RECORDS:

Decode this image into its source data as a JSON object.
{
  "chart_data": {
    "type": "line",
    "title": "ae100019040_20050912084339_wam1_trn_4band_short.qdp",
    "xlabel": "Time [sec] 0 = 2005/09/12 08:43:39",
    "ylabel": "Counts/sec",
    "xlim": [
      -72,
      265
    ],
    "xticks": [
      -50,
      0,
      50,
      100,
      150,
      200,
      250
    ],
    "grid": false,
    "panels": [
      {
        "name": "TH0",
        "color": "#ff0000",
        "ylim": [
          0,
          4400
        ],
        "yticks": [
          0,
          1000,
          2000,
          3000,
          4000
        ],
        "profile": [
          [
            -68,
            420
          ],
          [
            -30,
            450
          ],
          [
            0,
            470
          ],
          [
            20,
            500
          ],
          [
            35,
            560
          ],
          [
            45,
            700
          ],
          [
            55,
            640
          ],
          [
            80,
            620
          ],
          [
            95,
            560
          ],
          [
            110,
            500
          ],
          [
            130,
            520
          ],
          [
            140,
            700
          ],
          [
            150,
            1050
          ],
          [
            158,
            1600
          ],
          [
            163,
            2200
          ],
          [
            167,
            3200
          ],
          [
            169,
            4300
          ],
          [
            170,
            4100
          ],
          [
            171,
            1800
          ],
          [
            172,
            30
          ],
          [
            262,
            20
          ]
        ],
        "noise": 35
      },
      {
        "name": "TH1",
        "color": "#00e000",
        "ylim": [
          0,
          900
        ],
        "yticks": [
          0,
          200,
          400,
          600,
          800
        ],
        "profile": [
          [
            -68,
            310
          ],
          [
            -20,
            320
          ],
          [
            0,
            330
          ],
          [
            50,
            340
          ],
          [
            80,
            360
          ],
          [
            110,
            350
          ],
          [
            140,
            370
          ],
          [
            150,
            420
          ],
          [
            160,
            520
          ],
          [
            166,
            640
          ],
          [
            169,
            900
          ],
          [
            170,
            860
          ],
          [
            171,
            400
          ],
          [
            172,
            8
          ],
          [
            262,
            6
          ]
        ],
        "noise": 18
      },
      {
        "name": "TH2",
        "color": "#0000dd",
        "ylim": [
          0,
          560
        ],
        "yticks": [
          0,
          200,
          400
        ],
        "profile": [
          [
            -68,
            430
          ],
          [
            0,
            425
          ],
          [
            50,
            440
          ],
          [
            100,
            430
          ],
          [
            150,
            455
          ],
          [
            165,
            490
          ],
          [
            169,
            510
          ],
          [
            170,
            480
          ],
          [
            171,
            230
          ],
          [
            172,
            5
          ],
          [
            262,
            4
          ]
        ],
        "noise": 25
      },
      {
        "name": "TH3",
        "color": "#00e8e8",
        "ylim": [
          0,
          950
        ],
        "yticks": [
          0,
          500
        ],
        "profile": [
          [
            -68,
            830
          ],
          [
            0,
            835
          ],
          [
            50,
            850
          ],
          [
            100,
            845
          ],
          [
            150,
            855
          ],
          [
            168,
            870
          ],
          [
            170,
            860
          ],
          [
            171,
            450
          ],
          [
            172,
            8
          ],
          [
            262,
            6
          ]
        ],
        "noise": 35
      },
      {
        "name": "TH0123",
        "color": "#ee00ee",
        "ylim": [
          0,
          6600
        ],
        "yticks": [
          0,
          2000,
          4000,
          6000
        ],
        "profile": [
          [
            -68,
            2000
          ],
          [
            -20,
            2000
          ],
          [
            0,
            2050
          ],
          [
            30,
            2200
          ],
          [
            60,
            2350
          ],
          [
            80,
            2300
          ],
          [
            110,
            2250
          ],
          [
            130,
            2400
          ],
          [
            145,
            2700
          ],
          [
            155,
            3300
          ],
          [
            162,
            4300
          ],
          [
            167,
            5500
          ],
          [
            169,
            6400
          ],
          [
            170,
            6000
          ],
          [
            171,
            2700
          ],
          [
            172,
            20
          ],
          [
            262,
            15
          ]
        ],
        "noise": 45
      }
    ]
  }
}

DO THIS:
Repeat each record exactly, leaving nothing out.

ANSWER TO THIS PROBLEM:
Decode this image into its source data as a JSON object.
{
  "chart_data": {
    "type": "line",
    "title": "ae100019040_20050912084339_wam1_trn_4band_short.qdp",
    "xlabel": "Time [sec] 0 = 2005/09/12 08:43:39",
    "ylabel": "Counts/sec",
    "xlim": [
      -72,
      265
    ],
    "xticks": [
      -50,
      0,
      50,
      100,
      150,
      200,
      250
    ],
    "grid": false,
    "panels": [
      {
        "name": "TH0",
        "color": "#ff0000",
        "ylim": [
          0,
          4400
        ],
        "yticks": [
          0,
          1000,
          2000,
          3000,
          4000
        ],
        "profile": [
          [
            -68,
            420
          ],
          [
            -30,
            450
          ],
          [
            0,
            470
          ],
          [
            20,
            500
          ],
          [
            35,
            560
          ],
          [
            45,
            700
          ],
          [
            55,
            640
          ],
          [
            80,
            620
          ],
          [
            95,
            560
          ],
          [
            110,
            500
          ],
          [
            130,
            520
          ],
          [
            140,
            700
          ],
          [
            150,
            1050
          ],
          [
            158,
            1600
          ],
          [
            163,
            2200
          ],
          [
            167,
            3200
          ],
          [
            169,
            4300
          ],
          [
            170,
            4100
          ],
          [
            171,
            1800
          ],
          [
            172,
            30
          ],
          [
            262,
            20
          ]
        ],
        "noise": 35
      },
      {
        "name": "TH1",
        "color": "#00e000",
        "ylim": [
          0,
          900
        ],
        "yticks": [
          0,
          200,
          400,
          600,
          800
        ],
        "profile": [
          [
            -68,
            310
          ],
          [
            -20,
            320
          ],
          [
            0,
            330
          ],
          [
            50,
            340
          ],
          [
            80,
            360
          ],
          [
            110,
            350
          ],
          [
            140,
            370
          ],
          [
            150,
            420
          ],
          [
            160,
            520
          ],
          [
            166,
            640
          ],
          [
            169,
            900
          ],
          [
            170,
            860
          ],
          [
            171,
            400
          ],
          [
            172,
            8
          ],
          [
            262,
            6
          ]
        ],
        "noise": 18
      },
      {
        "name": "TH2",
        "color": "#0000dd",
        "ylim": [
          0,
          560
        ],
        "yticks": [
          0,
          200,
          400
        ],
        "profile": [
          [
            -68,
            430
          ],
          [
            0,
            425
          ],
          [
            50,
            440
          ],
          [
            100,
            430
          ],
          [
            150,
            455
          ],
          [
            165,
            490
          ],
          [
            169,
            510
          ],
          [
            170,
            480
          ],
          [
            171,
            230
          ],
          [
            172,
            5
          ],
          [
            262,
            4
          ]
        ],
        "noise": 25
      },
      {
        "name": "TH3",
        "color": "#00e8e8",
        "ylim": [
          0,
          950
        ],
        "yticks": [
          0,
          500
        ],
        "profile": [
          [
            -68,
            830
          ],
          [
            0,
            835
          ],
          [
            50,
            850
          ],
          [
            100,
            845
          ],
          [
            150,
            855
          ],
          [
            168,
            870
          ],
          [
            170,
            860
          ],
          [
            171,
            450
          ],
          [
            172,
            8
          ],
          [
            262,
            6
          ]
        ],
        "noise": 35
      },
      {
        "name": "TH0123",
        "color": "#ee00ee",
        "ylim": [
          0,
          6600
        ],
        "yticks": [
          0,
          2000,
          4000,
          6000
        ],
        "profile": [
          [
            -68,
            2000
          ],
          [
            -20,
            2000
          ],
          [
            0,
            2050
          ],
          [
            30,
            2200
          ],
          [
            60,
            2350
          ],
          [
            80,
            2300
          ],
          [
            110,
            2250
          ],
          [
            130,
            2400
          ],
          [
            145,
            2700
          ],
          [
            155,
            3300
          ],
          [
            162,
            4300
          ],
          [
            167,
            5500
          ],
          [
            169,
            6400
          ],
          [
            170,
            6000
          ],
          [
            171,
            2700
          ],
          [
            172,
            20
          ],
          [
            262,
            15
          ]
        ],
        "noise": 45
      }
    ]
  }
}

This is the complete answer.